Problem description >> Everything in the listing below has to be repeated exactly, except the pictures.

= = = = =

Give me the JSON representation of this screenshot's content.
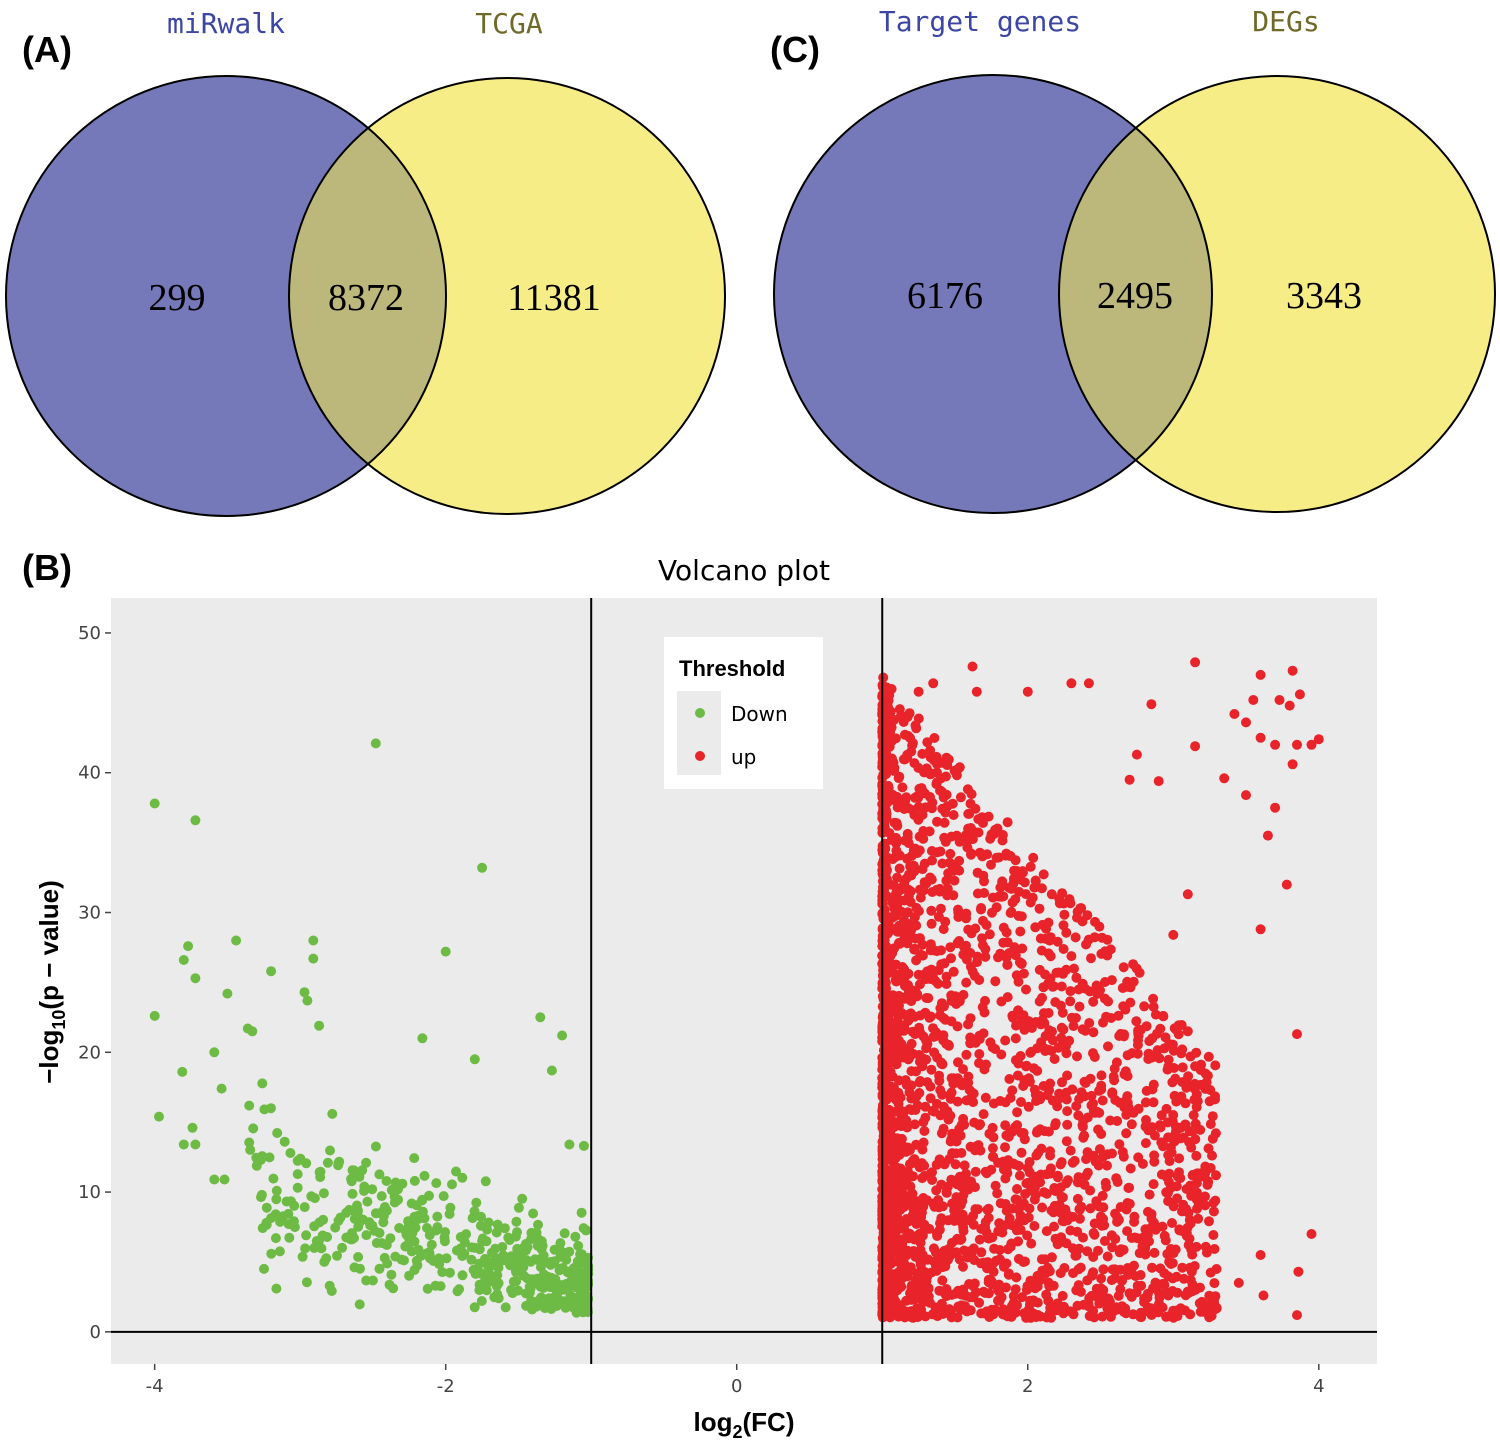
{
  "panels": {
    "a": "(A)",
    "b": "(B)",
    "c": "(C)"
  },
  "colors": {
    "venn_left": "#7579b9",
    "venn_right": "#f7ed86",
    "venn_overlap": "#bcb87c",
    "venn_left_title": "#3d46a4",
    "venn_right_title": "#6f6a2a",
    "panel_bg": "#ebebeb",
    "down": "#6dbb45",
    "up": "#e8242a"
  },
  "venn_a": {
    "left_title": "miRwalk",
    "right_title": "TCGA",
    "left_only": "299",
    "overlap": "8372",
    "right_only": "11381"
  },
  "venn_c": {
    "left_title": "Target genes",
    "right_title": "DEGs",
    "left_only": "6176",
    "overlap": "2495",
    "right_only": "3343"
  },
  "chart_data": {
    "type": "scatter",
    "title": "Volcano plot",
    "xlabel_main": "log",
    "xlabel_sub": "2",
    "xlabel_tail": "(FC)",
    "ylabel_main": "−log",
    "ylabel_sub": "10",
    "ylabel_tail": "(p − value)",
    "xlim": [
      -4.3,
      4.4
    ],
    "ylim": [
      -2.3,
      52.5
    ],
    "xticks": [
      -4,
      -2,
      0,
      2,
      4
    ],
    "xtick_labels": [
      "-4",
      "-2",
      "0",
      "2",
      "4"
    ],
    "yticks": [
      0,
      10,
      20,
      30,
      40,
      50
    ],
    "ytick_labels": [
      "0",
      "10",
      "20",
      "30",
      "40",
      "50"
    ],
    "vlines": [
      -1,
      1
    ],
    "hline": 0,
    "legend": {
      "title": "Threshold",
      "position": "top-center",
      "entries": [
        "Down",
        "up"
      ]
    },
    "series": [
      {
        "name": "Down",
        "approx_count": 520,
        "points": [
          [
            -4.0,
            37.8
          ],
          [
            -3.72,
            36.6
          ],
          [
            -2.48,
            42.1
          ],
          [
            -1.75,
            33.2
          ],
          [
            -3.8,
            26.6
          ],
          [
            -3.77,
            27.6
          ],
          [
            -3.72,
            25.3
          ],
          [
            -3.44,
            28.0
          ],
          [
            -4.0,
            22.6
          ],
          [
            -3.5,
            24.2
          ],
          [
            -3.2,
            25.8
          ],
          [
            -2.97,
            24.3
          ],
          [
            -2.91,
            28.0
          ],
          [
            -2.91,
            26.7
          ],
          [
            -2.0,
            27.2
          ],
          [
            -2.95,
            23.7
          ],
          [
            -2.87,
            21.9
          ],
          [
            -3.36,
            21.7
          ],
          [
            -3.97,
            15.4
          ],
          [
            -3.81,
            18.6
          ],
          [
            -3.59,
            20.0
          ],
          [
            -3.54,
            17.4
          ],
          [
            -3.74,
            14.6
          ],
          [
            -3.8,
            13.4
          ],
          [
            -3.72,
            13.4
          ],
          [
            -3.59,
            10.9
          ],
          [
            -3.52,
            10.9
          ],
          [
            -2.16,
            21.0
          ],
          [
            -1.35,
            22.5
          ],
          [
            -1.2,
            21.2
          ],
          [
            -1.8,
            19.5
          ],
          [
            -1.27,
            18.7
          ],
          [
            -1.15,
            13.4
          ],
          [
            -1.05,
            13.3
          ]
        ],
        "cluster": {
          "x_range": [
            -3.3,
            -1.02
          ],
          "y_range": [
            1.3,
            20
          ],
          "dense_near": [
            -1.15,
            4.0
          ]
        }
      },
      {
        "name": "up",
        "approx_count": 2495,
        "points": [
          [
            1.62,
            47.6
          ],
          [
            1.35,
            46.4
          ],
          [
            1.25,
            45.8
          ],
          [
            1.65,
            45.8
          ],
          [
            2.0,
            45.8
          ],
          [
            2.3,
            46.4
          ],
          [
            2.42,
            46.4
          ],
          [
            3.15,
            47.9
          ],
          [
            3.6,
            47.0
          ],
          [
            3.82,
            47.3
          ],
          [
            3.55,
            45.2
          ],
          [
            3.73,
            45.2
          ],
          [
            3.87,
            45.6
          ],
          [
            3.8,
            44.8
          ],
          [
            2.85,
            44.9
          ],
          [
            3.42,
            44.2
          ],
          [
            3.5,
            43.6
          ],
          [
            3.6,
            42.5
          ],
          [
            3.7,
            42.0
          ],
          [
            3.85,
            42.0
          ],
          [
            3.95,
            42.0
          ],
          [
            4.0,
            42.4
          ],
          [
            3.82,
            40.6
          ],
          [
            3.15,
            41.9
          ],
          [
            2.75,
            41.3
          ],
          [
            2.7,
            39.5
          ],
          [
            2.9,
            39.4
          ],
          [
            3.35,
            39.6
          ],
          [
            3.5,
            38.4
          ],
          [
            3.7,
            37.5
          ],
          [
            3.65,
            35.5
          ],
          [
            3.85,
            21.3
          ],
          [
            3.6,
            28.8
          ],
          [
            3.78,
            32.0
          ],
          [
            3.1,
            31.3
          ],
          [
            3.0,
            28.4
          ],
          [
            3.1,
            21.5
          ],
          [
            3.15,
            19.0
          ],
          [
            3.86,
            4.3
          ],
          [
            3.95,
            7.0
          ],
          [
            3.85,
            1.2
          ],
          [
            3.6,
            5.5
          ],
          [
            3.45,
            3.5
          ],
          [
            3.62,
            2.6
          ]
        ],
        "cluster": {
          "x_range": [
            1.0,
            3.3
          ],
          "y_range": [
            1.0,
            47
          ],
          "dense_near": [
            1.15,
            15.0
          ]
        }
      }
    ]
  }
}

= = = = =

Answer area >>
Give me the JSON representation of this screenshot's content.
{
  "panels": {
    "a": "(A)",
    "b": "(B)",
    "c": "(C)"
  },
  "colors": {
    "venn_left": "#7579b9",
    "venn_right": "#f7ed86",
    "venn_overlap": "#bcb87c",
    "venn_left_title": "#3d46a4",
    "venn_right_title": "#6f6a2a",
    "panel_bg": "#ebebeb",
    "down": "#6dbb45",
    "up": "#e8242a"
  },
  "venn_a": {
    "left_title": "miRwalk",
    "right_title": "TCGA",
    "left_only": "299",
    "overlap": "8372",
    "right_only": "11381"
  },
  "venn_c": {
    "left_title": "Target genes",
    "right_title": "DEGs",
    "left_only": "6176",
    "overlap": "2495",
    "right_only": "3343"
  },
  "chart_data": {
    "type": "scatter",
    "title": "Volcano plot",
    "xlabel_main": "log",
    "xlabel_sub": "2",
    "xlabel_tail": "(FC)",
    "ylabel_main": "−log",
    "ylabel_sub": "10",
    "ylabel_tail": "(p − value)",
    "xlim": [
      -4.3,
      4.4
    ],
    "ylim": [
      -2.3,
      52.5
    ],
    "xticks": [
      -4,
      -2,
      0,
      2,
      4
    ],
    "xtick_labels": [
      "-4",
      "-2",
      "0",
      "2",
      "4"
    ],
    "yticks": [
      0,
      10,
      20,
      30,
      40,
      50
    ],
    "ytick_labels": [
      "0",
      "10",
      "20",
      "30",
      "40",
      "50"
    ],
    "vlines": [
      -1,
      1
    ],
    "hline": 0,
    "legend": {
      "title": "Threshold",
      "position": "top-center",
      "entries": [
        "Down",
        "up"
      ]
    },
    "series": [
      {
        "name": "Down",
        "approx_count": 520,
        "points": [
          [
            -4.0,
            37.8
          ],
          [
            -3.72,
            36.6
          ],
          [
            -2.48,
            42.1
          ],
          [
            -1.75,
            33.2
          ],
          [
            -3.8,
            26.6
          ],
          [
            -3.77,
            27.6
          ],
          [
            -3.72,
            25.3
          ],
          [
            -3.44,
            28.0
          ],
          [
            -4.0,
            22.6
          ],
          [
            -3.5,
            24.2
          ],
          [
            -3.2,
            25.8
          ],
          [
            -2.97,
            24.3
          ],
          [
            -2.91,
            28.0
          ],
          [
            -2.91,
            26.7
          ],
          [
            -2.0,
            27.2
          ],
          [
            -2.95,
            23.7
          ],
          [
            -2.87,
            21.9
          ],
          [
            -3.36,
            21.7
          ],
          [
            -3.97,
            15.4
          ],
          [
            -3.81,
            18.6
          ],
          [
            -3.59,
            20.0
          ],
          [
            -3.54,
            17.4
          ],
          [
            -3.74,
            14.6
          ],
          [
            -3.8,
            13.4
          ],
          [
            -3.72,
            13.4
          ],
          [
            -3.59,
            10.9
          ],
          [
            -3.52,
            10.9
          ],
          [
            -2.16,
            21.0
          ],
          [
            -1.35,
            22.5
          ],
          [
            -1.2,
            21.2
          ],
          [
            -1.8,
            19.5
          ],
          [
            -1.27,
            18.7
          ],
          [
            -1.15,
            13.4
          ],
          [
            -1.05,
            13.3
          ]
        ],
        "cluster": {
          "x_range": [
            -3.3,
            -1.02
          ],
          "y_range": [
            1.3,
            20
          ],
          "dense_near": [
            -1.15,
            4.0
          ]
        }
      },
      {
        "name": "up",
        "approx_count": 2495,
        "points": [
          [
            1.62,
            47.6
          ],
          [
            1.35,
            46.4
          ],
          [
            1.25,
            45.8
          ],
          [
            1.65,
            45.8
          ],
          [
            2.0,
            45.8
          ],
          [
            2.3,
            46.4
          ],
          [
            2.42,
            46.4
          ],
          [
            3.15,
            47.9
          ],
          [
            3.6,
            47.0
          ],
          [
            3.82,
            47.3
          ],
          [
            3.55,
            45.2
          ],
          [
            3.73,
            45.2
          ],
          [
            3.87,
            45.6
          ],
          [
            3.8,
            44.8
          ],
          [
            2.85,
            44.9
          ],
          [
            3.42,
            44.2
          ],
          [
            3.5,
            43.6
          ],
          [
            3.6,
            42.5
          ],
          [
            3.7,
            42.0
          ],
          [
            3.85,
            42.0
          ],
          [
            3.95,
            42.0
          ],
          [
            4.0,
            42.4
          ],
          [
            3.82,
            40.6
          ],
          [
            3.15,
            41.9
          ],
          [
            2.75,
            41.3
          ],
          [
            2.7,
            39.5
          ],
          [
            2.9,
            39.4
          ],
          [
            3.35,
            39.6
          ],
          [
            3.5,
            38.4
          ],
          [
            3.7,
            37.5
          ],
          [
            3.65,
            35.5
          ],
          [
            3.85,
            21.3
          ],
          [
            3.6,
            28.8
          ],
          [
            3.78,
            32.0
          ],
          [
            3.1,
            31.3
          ],
          [
            3.0,
            28.4
          ],
          [
            3.1,
            21.5
          ],
          [
            3.15,
            19.0
          ],
          [
            3.86,
            4.3
          ],
          [
            3.95,
            7.0
          ],
          [
            3.85,
            1.2
          ],
          [
            3.6,
            5.5
          ],
          [
            3.45,
            3.5
          ],
          [
            3.62,
            2.6
          ]
        ],
        "cluster": {
          "x_range": [
            1.0,
            3.3
          ],
          "y_range": [
            1.0,
            47
          ],
          "dense_near": [
            1.15,
            15.0
          ]
        }
      }
    ]
  }
}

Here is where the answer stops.